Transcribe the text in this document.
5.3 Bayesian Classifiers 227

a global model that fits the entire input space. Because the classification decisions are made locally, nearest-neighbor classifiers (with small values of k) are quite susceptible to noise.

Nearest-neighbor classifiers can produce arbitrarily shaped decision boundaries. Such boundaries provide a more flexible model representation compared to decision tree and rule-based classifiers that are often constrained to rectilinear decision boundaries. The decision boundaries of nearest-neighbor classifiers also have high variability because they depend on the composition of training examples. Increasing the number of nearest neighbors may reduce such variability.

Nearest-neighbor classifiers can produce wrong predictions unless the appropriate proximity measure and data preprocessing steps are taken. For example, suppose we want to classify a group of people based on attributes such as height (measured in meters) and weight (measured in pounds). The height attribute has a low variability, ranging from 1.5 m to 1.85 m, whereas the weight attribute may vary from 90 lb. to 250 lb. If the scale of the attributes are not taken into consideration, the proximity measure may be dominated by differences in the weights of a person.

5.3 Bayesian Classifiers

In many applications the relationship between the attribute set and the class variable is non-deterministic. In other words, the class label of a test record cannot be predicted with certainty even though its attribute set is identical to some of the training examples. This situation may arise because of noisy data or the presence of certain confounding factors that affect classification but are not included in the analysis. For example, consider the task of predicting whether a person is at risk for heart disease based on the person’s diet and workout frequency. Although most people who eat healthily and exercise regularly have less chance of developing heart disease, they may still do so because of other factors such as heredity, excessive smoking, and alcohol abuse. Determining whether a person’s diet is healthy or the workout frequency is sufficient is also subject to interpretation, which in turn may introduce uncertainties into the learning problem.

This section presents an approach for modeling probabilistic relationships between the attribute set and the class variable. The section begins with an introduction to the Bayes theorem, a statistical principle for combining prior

TASK INSTRUCTIONS -
Check every line of the data, and copy the ones that contain "Bayesian".

REPLY TO THE TASK -
5.3 Bayesian Classifiers 227
5.3 Bayesian Classifiers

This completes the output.